[Saved entries]
==================================================
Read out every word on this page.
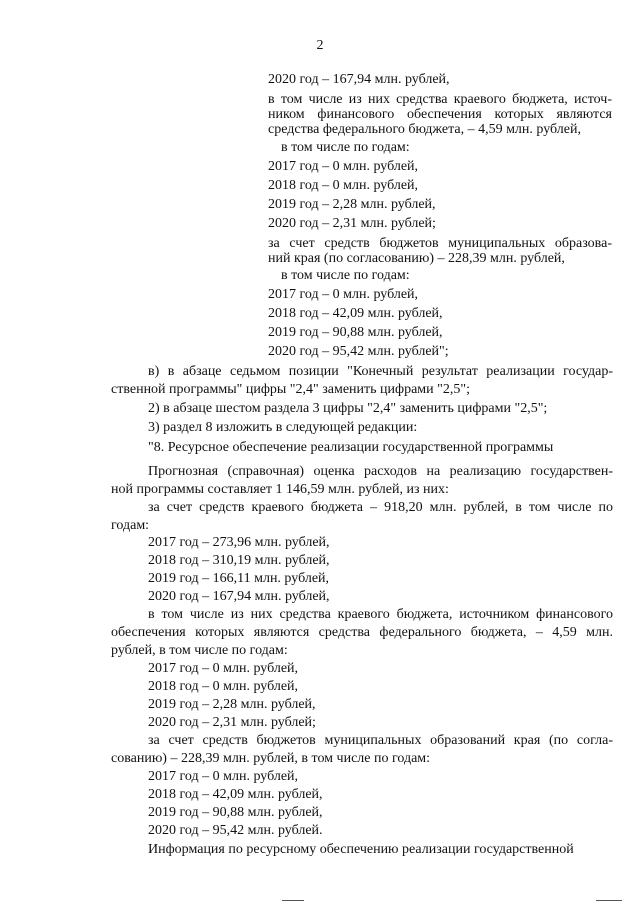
2
2020 год – 167,94 млн. рублей,
в том числе из них средства краевого бюджета, источ-
ником финансового обеспечения которых являются
средства федерального бюджета, – 4,59 млн. рублей,
в том числе по годам:
2017 год – 0 млн. рублей,
2018 год – 0 млн. рублей,
2019 год – 2,28 млн. рублей,
2020 год – 2,31 млн. рублей;
за счет средств бюджетов муниципальных образова-
ний края (по согласованию) – 228,39 млн. рублей,
в том числе по годам:
2017 год – 0 млн. рублей,
2018 год – 42,09 млн. рублей,
2019 год – 90,88 млн. рублей,
2020 год – 95,42 млн. рублей";
в) в абзаце седьмом позиции "Конечный результат реализации государ-
ственной программы" цифры "2,4" заменить цифрами "2,5";
2) в абзаце шестом раздела 3 цифры "2,4" заменить цифрами "2,5";
3) раздел 8 изложить в следующей редакции:
"8. Ресурсное обеспечение реализации государственной программы
Прогнозная (справочная) оценка расходов на реализацию государствен-
ной программы составляет 1 146,59 млн. рублей, из них:
за счет средств краевого бюджета – 918,20 млн. рублей, в том числе по
годам:
2017 год – 273,96 млн. рублей,
2018 год – 310,19 млн. рублей,
2019 год – 166,11 млн. рублей,
2020 год – 167,94 млн. рублей,
в том числе из них средства краевого бюджета, источником финансового
обеспечения которых являются средства федерального бюджета, – 4,59 млн.
рублей, в том числе по годам:
2017 год – 0 млн. рублей,
2018 год – 0 млн. рублей,
2019 год – 2,28 млн. рублей,
2020 год – 2,31 млн. рублей;
за счет средств бюджетов муниципальных образований края (по согла-
сованию) – 228,39 млн. рублей, в том числе по годам:
2017 год – 0 млн. рублей,
2018 год – 42,09 млн. рублей,
2019 год – 90,88 млн. рублей,
2020 год – 95,42 млн. рублей.
Информация по ресурсному обеспечению реализации государственной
==================================================
▶ [WHAT THE EXERCISE ASKS] Return each full line of the entries that contains the word "годам".

▶ [ANSWER BELOW]
в том числе по годам:
в том числе по годам:
годам:
рублей, в том числе по годам:
сованию) – 228,39 млн. рублей, в том числе по годам:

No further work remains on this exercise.